Omit the pictures and return every entry exactly as written.

%%

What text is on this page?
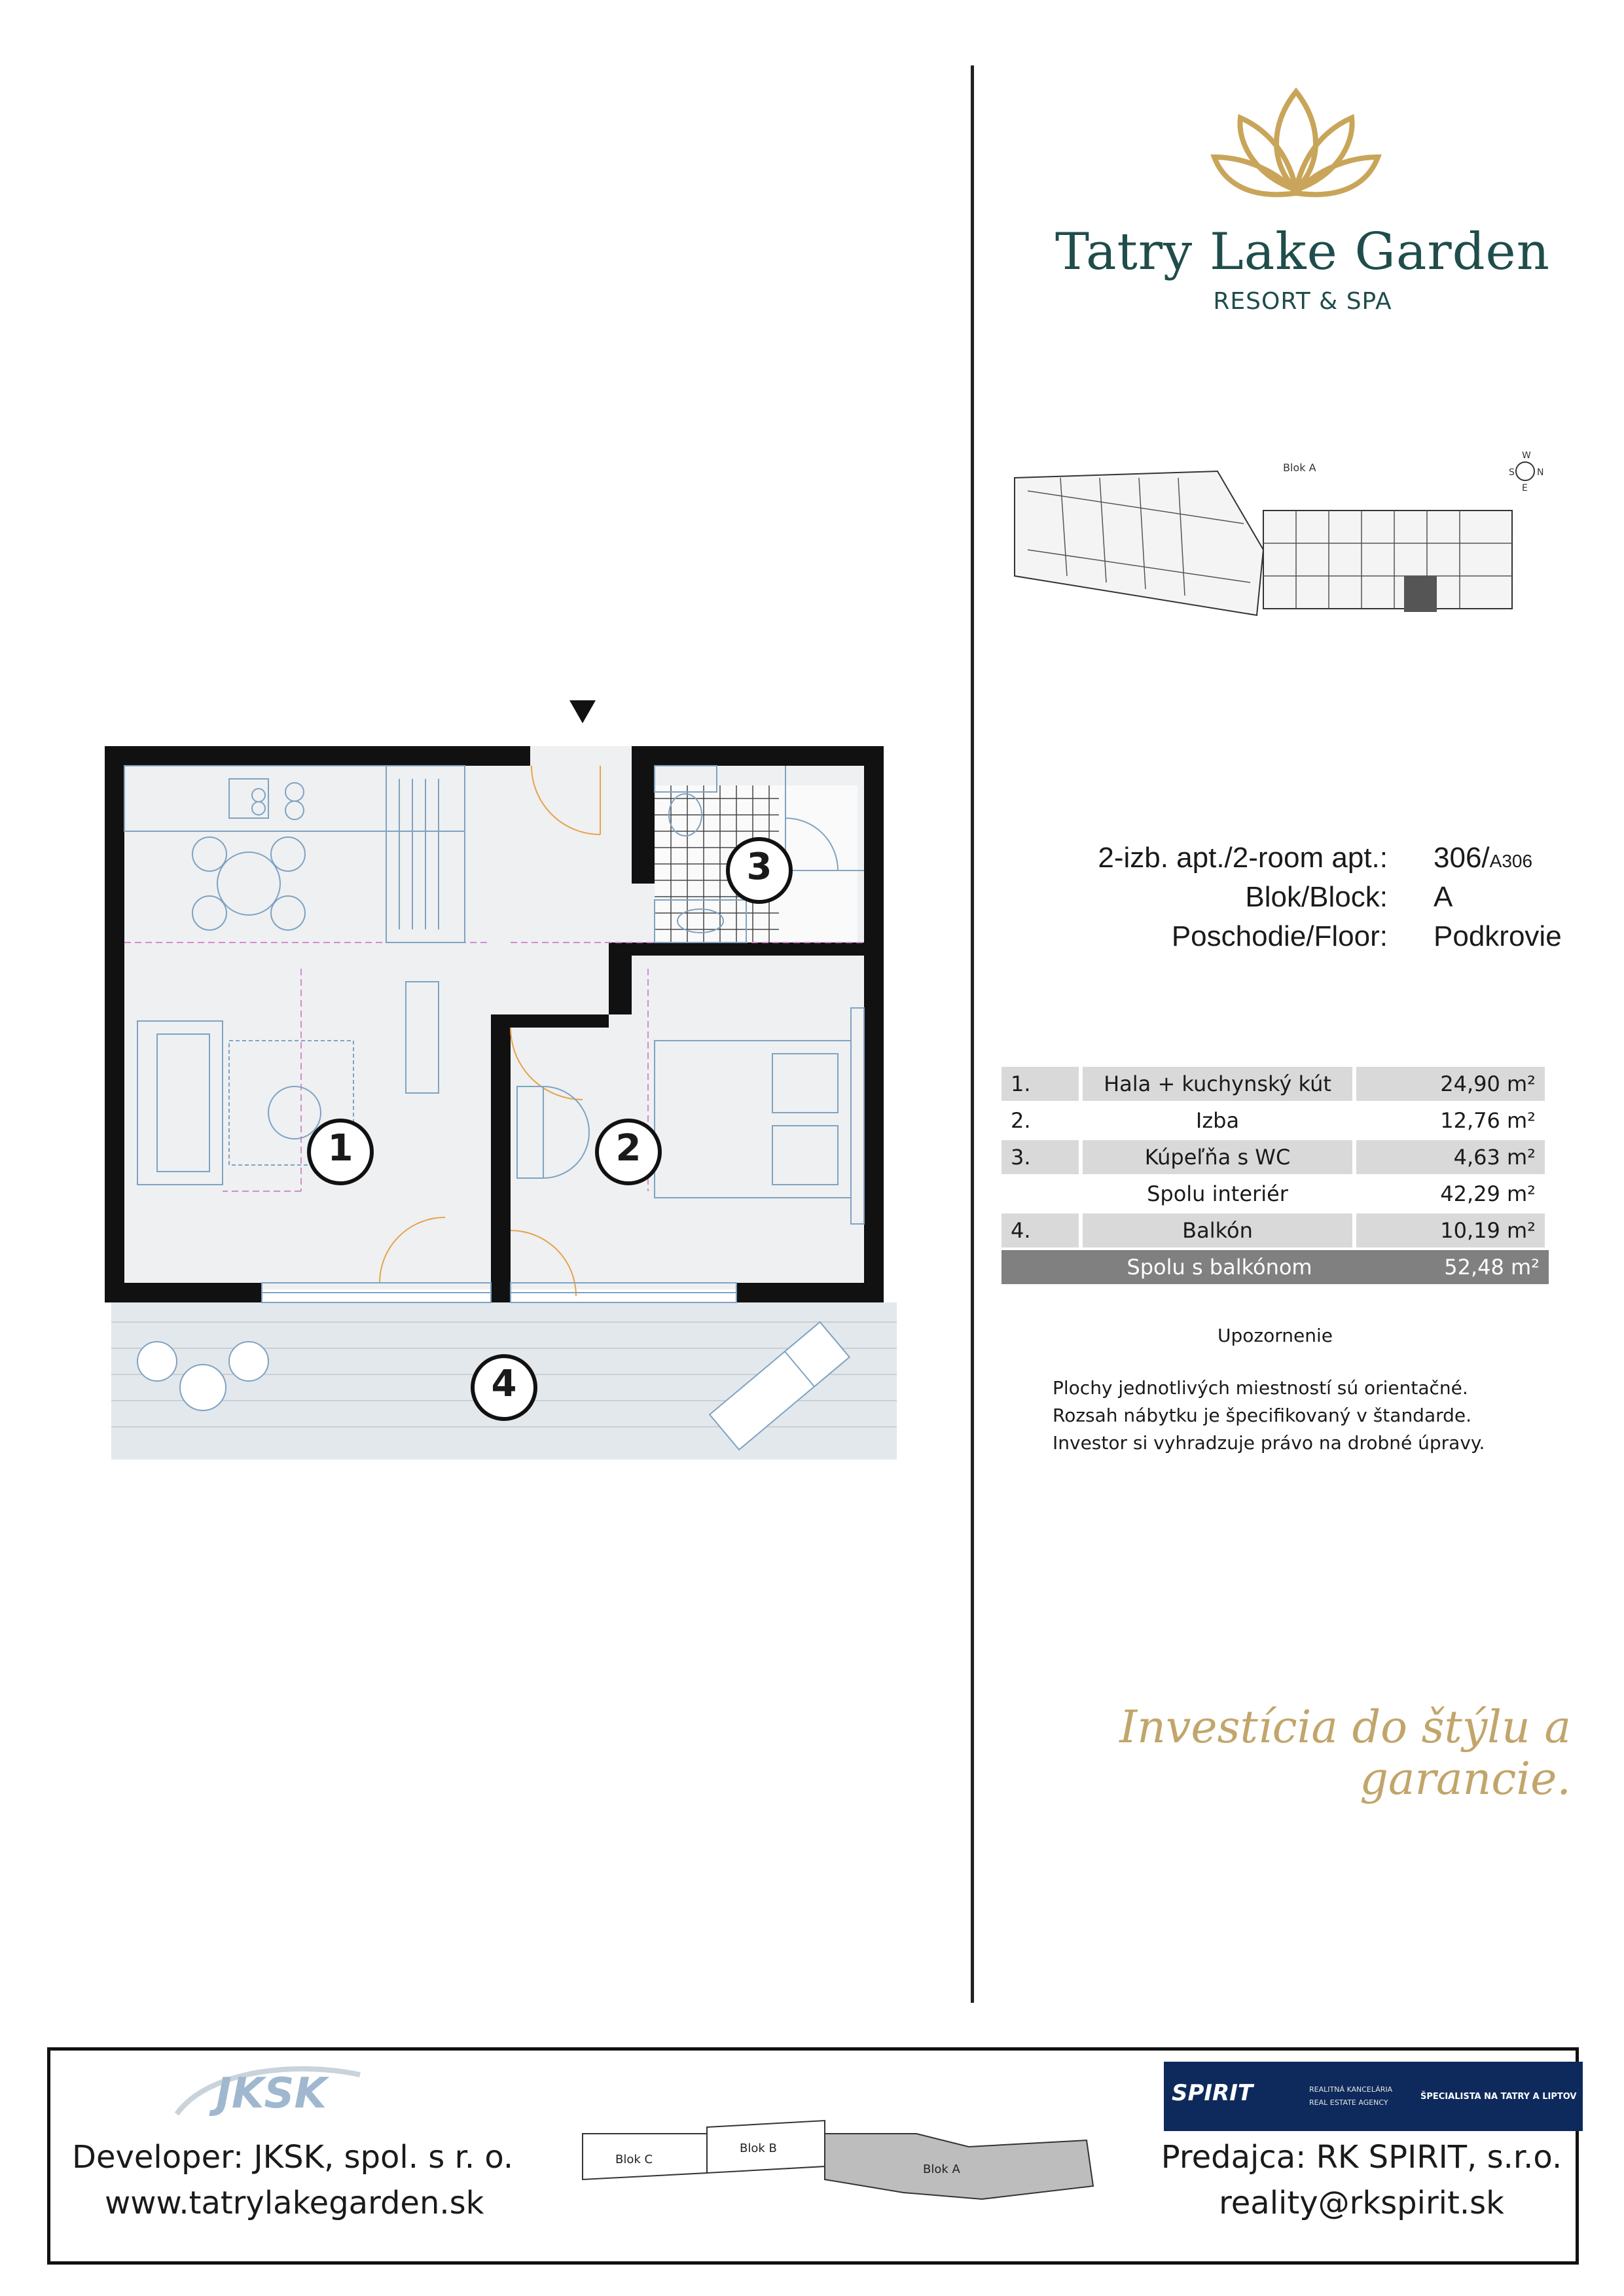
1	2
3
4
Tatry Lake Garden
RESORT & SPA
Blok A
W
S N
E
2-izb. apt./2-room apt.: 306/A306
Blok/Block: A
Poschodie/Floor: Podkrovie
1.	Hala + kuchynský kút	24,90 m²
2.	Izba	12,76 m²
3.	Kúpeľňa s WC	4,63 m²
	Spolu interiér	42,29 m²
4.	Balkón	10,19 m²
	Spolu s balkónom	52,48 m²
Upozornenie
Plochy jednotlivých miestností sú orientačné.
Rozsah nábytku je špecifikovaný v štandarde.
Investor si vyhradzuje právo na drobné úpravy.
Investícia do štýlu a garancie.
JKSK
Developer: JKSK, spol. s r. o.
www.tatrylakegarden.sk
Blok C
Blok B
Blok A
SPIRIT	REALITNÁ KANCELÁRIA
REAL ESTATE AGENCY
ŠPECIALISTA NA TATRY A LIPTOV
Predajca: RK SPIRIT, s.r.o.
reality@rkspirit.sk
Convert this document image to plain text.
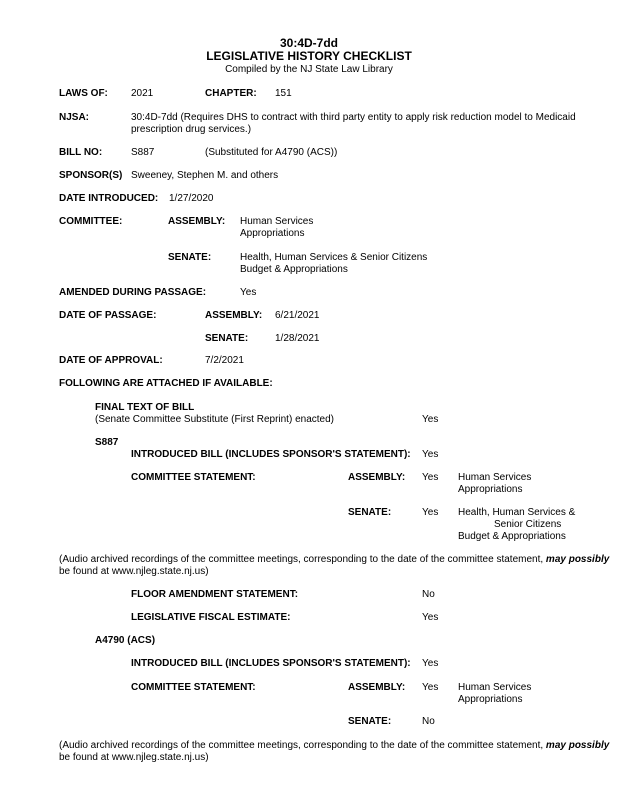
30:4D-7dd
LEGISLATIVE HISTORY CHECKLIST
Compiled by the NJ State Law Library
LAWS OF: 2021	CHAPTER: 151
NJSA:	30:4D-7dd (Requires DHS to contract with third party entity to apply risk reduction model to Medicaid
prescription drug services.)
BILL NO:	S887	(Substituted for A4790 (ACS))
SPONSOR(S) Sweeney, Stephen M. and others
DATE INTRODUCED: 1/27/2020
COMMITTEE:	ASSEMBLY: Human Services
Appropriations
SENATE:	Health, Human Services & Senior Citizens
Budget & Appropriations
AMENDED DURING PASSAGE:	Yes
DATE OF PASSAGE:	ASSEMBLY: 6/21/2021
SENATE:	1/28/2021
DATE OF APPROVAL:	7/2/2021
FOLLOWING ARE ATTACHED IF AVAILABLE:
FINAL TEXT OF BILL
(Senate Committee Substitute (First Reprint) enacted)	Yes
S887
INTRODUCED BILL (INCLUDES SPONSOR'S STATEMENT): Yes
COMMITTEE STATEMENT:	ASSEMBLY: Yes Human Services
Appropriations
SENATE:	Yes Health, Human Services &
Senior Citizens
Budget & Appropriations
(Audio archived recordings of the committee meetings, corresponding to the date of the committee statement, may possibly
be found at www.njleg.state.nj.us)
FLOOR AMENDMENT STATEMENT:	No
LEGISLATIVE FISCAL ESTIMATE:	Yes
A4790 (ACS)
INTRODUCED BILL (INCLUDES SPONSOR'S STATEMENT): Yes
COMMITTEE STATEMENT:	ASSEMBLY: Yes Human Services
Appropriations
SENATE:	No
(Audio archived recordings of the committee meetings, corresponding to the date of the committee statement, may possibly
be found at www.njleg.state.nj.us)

%%

## EXERCISE RESPONSE
What text is on this page?
1	2
3
4
Tatry Lake Garden
RESORT & SPA
Blok A
W
S N
E
2-izb. apt./2-room apt.: 306/A306
Blok/Block: A
Poschodie/Floor: Podkrovie
1.	Hala + kuchynský kút	24,90 m²
2.	Izba	12,76 m²
3.	Kúpeľňa s WC	4,63 m²
	Spolu interiér	42,29 m²
4.	Balkón	10,19 m²
	Spolu s balkónom	52,48 m²
Upozornenie
Plochy jednotlivých miestností sú orientačné.
Rozsah nábytku je špecifikovaný v štandarde.
Investor si vyhradzuje právo na drobné úpravy.
Investícia do štýlu a garancie.
JKSK
Developer: JKSK, spol. s r. o.
www.tatrylakegarden.sk
Blok C
Blok B
Blok A
SPIRIT	REALITNÁ KANCELÁRIA
REAL ESTATE AGENCY
ŠPECIALISTA NA TATRY A LIPTOV
Predajca: RK SPIRIT, s.r.o.
reality@rkspirit.sk
Convert this document image to plain text.
30:4D-7dd
LEGISLATIVE HISTORY CHECKLIST
Compiled by the NJ State Law Library
LAWS OF: 2021	CHAPTER: 151
NJSA:	30:4D-7dd (Requires DHS to contract with third party entity to apply risk reduction model to Medicaid
prescription drug services.)
BILL NO:	S887	(Substituted for A4790 (ACS))
SPONSOR(S) Sweeney, Stephen M. and others
DATE INTRODUCED: 1/27/2020
COMMITTEE:	ASSEMBLY: Human Services
Appropriations
SENATE:	Health, Human Services & Senior Citizens
Budget & Appropriations
AMENDED DURING PASSAGE:	Yes
DATE OF PASSAGE:	ASSEMBLY: 6/21/2021
SENATE:	1/28/2021
DATE OF APPROVAL:	7/2/2021
FOLLOWING ARE ATTACHED IF AVAILABLE:
FINAL TEXT OF BILL
(Senate Committee Substitute (First Reprint) enacted)	Yes
S887
INTRODUCED BILL (INCLUDES SPONSOR'S STATEMENT): Yes
COMMITTEE STATEMENT:	ASSEMBLY: Yes Human Services
Appropriations
SENATE:	Yes Health, Human Services &
Senior Citizens
Budget & Appropriations
(Audio archived recordings of the committee meetings, corresponding to the date of the committee statement, may possibly
be found at www.njleg.state.nj.us)
FLOOR AMENDMENT STATEMENT:	No
LEGISLATIVE FISCAL ESTIMATE:	Yes
A4790 (ACS)
INTRODUCED BILL (INCLUDES SPONSOR'S STATEMENT): Yes
COMMITTEE STATEMENT:	ASSEMBLY: Yes Human Services
Appropriations
SENATE:	No
(Audio archived recordings of the committee meetings, corresponding to the date of the committee statement, may possibly
be found at www.njleg.state.nj.us)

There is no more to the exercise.